Задание =>
Пожалуйста, ответьте по отрывку о болезни Блока:
(а) Какого числа Блок и Алянский вернулись из Москвы в Петроград?
(б) В какой город уехала Александра Андреевна и в чьём доме она остановилась?
(в) Какую температуру намерили у Блока 17 мая?

Как утверждал Чуковский далее, не в силах вынести вида живого мертвеца, он поднялся из-за стола, взял шляпу и тихо ушёл[17]. Больше он Блока никогда не видел — ни живым, ни мёртвым.

Первый приступ

Одиннадцатого мая Александр Блок и Самуил Алянский вернулись из Москвы в Петроград; Чуковский остался в столице Советской России. На вокзале Блока встречала Любовь Менделеева. Она посадила мужа на извозчика и отвезла домой, на Офицерскую.
Вернувшись в свою квартиру, Блок кратко описал в дневнике важнейшие события, случившиеся с ним за время пребывания в Москве, а на следующий день написал письмо с отчётом о поездке матери. Александра Андреевна ещё 4 мая уехала в Лугу, маленький городок, расположенный в 140 верстах к югу от Петрограда. Там она остановилась в доме у своей старшей сестры, Марии Бекетовой, где намеревалась провести всё предстоящее лето. Отъезд матери из квартиры был вынужденной мерой, поскольку отношения между свекровью и невесткой к тому времени накалились уже до такой степени, что скандал вспыхивал по любому, самому ничтожному поводу. Эти две женщины были, как говорится, органически между собой несовместимы, что со всей отчётливостью и проявилось в течение последнего года, когда они были вынуждены проживать в одной квартире.
В письме, адресованном матери, касаясь состояния своего здоровья, Блок пересказал результаты консультирования его кремлёвской докторшей Александрой Канель и сообщил о том, как он чувствовал себя во время пребывания в Москве и что происходит после возвращения оттуда:
«В Москве мне было очень трудно, всё время болели ноги и рука, рука и до сих пор болит, так что трудно писать; читал я как во сне, почти всё время ездил на автомобилях и на извозчиках. <…> Сейчас ноги почти не болят, мешает главн<ым> обр<азом> боль в руке, слабость и подавленность»[18].
Постоянные болевые ощущения в конечностях — вернейший признак невралгии. Которая, в свою очередь, может быть вызвана множеством причин и являться не более чем фоном, на котором развивается какое-то иное, гораздо более опасное заболевание, до поры не проявляющее своего присутствия в человеческом организме. В случае болезни Александра Блока этот временной промежуток составил несколько недель, вряд ли больше одного месяца.
Известна точная дата, когда болезнь со всей отчётливостью обнаружила своё присутствие в организме Блока. Это произошло через шесть дней после его возвращения из Москвы. В дневниковой записи, датированной 24 сентября 1921 года, Любовь Менделеева-Блок вспоминала о том, как начинался главный кошмар её тогдашней жизни:
«17 мая, во вторник, когда я пришла откуда-то, он (Александр Блок. — П. М.) лежал на кушетке в комнате Ал<ександры> А<ндреевны>, позвал меня и сказал, что у него, вероятно, жар; смерили — оказалось 37,6; уложили его в постель; <…>. Ломило всё тело, особенно руки и ноги — что у него было всю зиму. Ночью был плохой сон, испарина, нет чувства отдыха утром, тяжёлые кошмары — это его особенно мучило»[19].

Выдержка из записей =>

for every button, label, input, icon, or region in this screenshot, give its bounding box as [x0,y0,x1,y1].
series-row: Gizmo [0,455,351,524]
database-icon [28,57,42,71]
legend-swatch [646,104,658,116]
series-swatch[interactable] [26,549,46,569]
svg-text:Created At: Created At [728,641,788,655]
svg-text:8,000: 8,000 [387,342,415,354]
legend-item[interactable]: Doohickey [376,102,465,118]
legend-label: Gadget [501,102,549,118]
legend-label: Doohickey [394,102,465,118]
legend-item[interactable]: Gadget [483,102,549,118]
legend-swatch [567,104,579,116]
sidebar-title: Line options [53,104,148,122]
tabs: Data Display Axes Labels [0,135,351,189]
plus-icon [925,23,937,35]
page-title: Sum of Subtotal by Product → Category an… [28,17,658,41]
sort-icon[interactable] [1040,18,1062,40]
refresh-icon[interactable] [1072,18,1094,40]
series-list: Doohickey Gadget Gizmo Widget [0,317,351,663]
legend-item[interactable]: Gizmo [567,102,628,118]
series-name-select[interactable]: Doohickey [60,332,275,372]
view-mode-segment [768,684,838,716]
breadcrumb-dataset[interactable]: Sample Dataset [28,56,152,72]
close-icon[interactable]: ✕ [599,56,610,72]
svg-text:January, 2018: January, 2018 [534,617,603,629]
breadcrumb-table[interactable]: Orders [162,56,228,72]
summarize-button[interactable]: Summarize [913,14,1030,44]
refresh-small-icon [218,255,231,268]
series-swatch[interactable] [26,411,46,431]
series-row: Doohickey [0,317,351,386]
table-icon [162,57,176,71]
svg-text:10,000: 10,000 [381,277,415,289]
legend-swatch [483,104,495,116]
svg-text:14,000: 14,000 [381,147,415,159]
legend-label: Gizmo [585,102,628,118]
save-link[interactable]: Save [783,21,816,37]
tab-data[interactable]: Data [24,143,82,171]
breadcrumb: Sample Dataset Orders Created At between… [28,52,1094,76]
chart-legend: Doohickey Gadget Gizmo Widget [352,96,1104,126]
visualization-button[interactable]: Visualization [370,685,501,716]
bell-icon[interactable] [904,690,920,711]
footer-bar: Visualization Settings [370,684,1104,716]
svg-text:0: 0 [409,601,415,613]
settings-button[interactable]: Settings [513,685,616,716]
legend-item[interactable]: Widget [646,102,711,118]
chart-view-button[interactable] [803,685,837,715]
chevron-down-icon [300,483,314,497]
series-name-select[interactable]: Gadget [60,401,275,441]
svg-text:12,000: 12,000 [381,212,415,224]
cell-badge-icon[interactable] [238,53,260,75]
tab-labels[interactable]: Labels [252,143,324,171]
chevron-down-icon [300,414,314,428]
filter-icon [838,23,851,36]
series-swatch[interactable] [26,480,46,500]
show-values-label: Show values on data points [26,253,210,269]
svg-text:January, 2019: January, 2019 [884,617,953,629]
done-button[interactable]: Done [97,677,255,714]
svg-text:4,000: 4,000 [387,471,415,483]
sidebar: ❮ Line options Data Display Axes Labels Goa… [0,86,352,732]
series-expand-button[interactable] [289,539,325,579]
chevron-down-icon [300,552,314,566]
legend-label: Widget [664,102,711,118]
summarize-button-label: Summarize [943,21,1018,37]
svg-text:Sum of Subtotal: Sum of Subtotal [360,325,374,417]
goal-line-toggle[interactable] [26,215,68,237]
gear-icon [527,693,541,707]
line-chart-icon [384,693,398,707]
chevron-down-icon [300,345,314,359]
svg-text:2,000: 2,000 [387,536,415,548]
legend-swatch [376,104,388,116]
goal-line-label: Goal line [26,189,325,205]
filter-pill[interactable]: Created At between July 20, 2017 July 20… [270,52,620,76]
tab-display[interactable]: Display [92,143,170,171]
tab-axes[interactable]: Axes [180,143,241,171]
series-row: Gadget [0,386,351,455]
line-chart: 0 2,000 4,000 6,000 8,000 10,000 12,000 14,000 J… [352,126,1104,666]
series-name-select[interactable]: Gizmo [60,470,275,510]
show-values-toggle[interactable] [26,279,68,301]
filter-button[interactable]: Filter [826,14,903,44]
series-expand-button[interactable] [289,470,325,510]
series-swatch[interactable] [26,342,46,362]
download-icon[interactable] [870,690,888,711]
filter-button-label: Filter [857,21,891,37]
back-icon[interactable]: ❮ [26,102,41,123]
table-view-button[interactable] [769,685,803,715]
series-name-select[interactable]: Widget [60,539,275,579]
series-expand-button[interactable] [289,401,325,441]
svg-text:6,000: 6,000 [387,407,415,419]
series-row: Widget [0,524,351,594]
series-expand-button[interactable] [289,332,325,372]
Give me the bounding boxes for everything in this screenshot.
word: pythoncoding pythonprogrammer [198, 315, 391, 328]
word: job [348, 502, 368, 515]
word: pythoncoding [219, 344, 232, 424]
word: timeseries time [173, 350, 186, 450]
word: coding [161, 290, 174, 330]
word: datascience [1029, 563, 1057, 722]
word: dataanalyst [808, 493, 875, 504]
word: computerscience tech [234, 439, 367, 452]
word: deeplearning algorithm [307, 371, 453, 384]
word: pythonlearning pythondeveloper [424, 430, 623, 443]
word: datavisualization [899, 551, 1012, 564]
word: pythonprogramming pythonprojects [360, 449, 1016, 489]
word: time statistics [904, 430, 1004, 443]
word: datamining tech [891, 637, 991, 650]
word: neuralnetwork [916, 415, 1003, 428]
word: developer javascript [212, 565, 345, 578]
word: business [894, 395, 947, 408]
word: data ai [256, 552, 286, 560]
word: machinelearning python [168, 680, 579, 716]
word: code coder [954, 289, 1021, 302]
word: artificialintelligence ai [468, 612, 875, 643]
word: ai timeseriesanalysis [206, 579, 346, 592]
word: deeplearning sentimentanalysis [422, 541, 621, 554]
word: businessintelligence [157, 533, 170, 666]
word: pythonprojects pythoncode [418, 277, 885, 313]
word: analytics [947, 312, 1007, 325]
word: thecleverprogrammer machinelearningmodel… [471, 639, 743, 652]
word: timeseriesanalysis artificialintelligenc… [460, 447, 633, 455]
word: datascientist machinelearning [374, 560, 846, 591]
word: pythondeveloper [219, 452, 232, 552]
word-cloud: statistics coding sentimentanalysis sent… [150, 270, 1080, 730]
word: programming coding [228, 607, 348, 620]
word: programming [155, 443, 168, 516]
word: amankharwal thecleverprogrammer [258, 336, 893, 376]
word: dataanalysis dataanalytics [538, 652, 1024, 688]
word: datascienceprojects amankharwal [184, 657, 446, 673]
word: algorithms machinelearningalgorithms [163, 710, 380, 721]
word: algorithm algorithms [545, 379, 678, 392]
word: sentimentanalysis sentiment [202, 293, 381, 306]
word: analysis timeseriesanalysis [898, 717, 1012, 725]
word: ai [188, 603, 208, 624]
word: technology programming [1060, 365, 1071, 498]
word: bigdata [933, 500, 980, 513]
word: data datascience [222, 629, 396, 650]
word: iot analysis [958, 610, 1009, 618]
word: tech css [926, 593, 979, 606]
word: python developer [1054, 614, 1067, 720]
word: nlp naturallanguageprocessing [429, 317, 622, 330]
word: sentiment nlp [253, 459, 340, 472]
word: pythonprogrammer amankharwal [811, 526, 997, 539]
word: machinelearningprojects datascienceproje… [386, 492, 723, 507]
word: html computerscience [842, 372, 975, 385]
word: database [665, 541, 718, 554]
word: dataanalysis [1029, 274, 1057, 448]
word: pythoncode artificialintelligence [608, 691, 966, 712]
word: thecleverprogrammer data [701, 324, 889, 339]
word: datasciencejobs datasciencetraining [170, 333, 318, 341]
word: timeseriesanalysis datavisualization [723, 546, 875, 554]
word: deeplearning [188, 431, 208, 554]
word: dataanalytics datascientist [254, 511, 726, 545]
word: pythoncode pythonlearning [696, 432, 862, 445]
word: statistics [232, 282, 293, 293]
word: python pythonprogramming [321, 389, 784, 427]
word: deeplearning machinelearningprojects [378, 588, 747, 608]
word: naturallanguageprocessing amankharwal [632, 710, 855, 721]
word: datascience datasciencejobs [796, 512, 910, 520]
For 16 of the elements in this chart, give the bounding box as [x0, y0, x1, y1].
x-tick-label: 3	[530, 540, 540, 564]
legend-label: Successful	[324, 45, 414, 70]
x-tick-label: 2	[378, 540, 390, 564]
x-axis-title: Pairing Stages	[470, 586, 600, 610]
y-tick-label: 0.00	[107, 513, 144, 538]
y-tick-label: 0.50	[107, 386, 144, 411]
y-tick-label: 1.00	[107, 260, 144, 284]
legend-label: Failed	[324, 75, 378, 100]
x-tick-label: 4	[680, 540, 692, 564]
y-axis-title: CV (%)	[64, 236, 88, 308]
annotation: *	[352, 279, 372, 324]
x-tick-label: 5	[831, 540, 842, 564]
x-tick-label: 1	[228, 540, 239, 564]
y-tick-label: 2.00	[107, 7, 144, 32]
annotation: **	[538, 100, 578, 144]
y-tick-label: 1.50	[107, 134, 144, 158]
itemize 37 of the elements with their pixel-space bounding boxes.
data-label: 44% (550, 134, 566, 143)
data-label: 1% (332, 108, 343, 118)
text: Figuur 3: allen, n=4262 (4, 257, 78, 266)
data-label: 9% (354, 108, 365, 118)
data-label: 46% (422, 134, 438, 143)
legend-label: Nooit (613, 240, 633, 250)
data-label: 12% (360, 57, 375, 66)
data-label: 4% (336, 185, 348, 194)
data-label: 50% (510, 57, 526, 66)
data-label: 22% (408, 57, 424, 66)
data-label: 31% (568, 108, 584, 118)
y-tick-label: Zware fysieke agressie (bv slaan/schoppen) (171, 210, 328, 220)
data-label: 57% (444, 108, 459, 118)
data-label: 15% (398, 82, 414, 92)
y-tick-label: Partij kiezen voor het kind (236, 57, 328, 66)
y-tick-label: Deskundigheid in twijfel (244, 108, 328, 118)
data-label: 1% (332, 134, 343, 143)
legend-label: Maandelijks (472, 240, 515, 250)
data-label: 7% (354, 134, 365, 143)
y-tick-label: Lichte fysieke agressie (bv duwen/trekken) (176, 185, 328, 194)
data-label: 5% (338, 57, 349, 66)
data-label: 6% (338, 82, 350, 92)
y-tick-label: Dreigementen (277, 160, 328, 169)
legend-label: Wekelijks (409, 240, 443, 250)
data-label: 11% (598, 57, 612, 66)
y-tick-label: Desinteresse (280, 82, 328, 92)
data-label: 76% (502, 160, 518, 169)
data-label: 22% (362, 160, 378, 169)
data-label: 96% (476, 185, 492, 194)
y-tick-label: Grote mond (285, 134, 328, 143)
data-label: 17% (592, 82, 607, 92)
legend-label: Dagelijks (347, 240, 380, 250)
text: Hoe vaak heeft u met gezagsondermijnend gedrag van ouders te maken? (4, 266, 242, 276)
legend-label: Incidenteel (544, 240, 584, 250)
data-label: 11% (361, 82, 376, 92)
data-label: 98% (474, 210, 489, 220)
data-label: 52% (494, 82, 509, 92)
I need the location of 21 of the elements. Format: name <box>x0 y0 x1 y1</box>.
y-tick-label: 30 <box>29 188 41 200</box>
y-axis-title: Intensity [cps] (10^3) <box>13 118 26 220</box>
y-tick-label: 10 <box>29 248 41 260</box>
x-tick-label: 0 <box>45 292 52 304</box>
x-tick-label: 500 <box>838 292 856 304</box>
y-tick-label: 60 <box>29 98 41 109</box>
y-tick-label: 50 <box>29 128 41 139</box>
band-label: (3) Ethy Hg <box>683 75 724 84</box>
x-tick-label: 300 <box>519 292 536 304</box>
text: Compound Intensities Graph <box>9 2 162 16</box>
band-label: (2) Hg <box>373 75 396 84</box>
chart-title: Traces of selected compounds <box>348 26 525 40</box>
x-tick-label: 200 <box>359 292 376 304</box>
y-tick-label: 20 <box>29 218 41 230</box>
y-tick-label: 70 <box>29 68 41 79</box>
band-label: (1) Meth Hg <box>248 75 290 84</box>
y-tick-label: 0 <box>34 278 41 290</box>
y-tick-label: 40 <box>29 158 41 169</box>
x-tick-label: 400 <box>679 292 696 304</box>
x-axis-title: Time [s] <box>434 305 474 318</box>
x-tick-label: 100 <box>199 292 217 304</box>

Решение =>
(а) Одиннадцатого мая.
(б) В Лугу, в доме своей старшей сестры Марии Бекетовой.
(в) 37,6.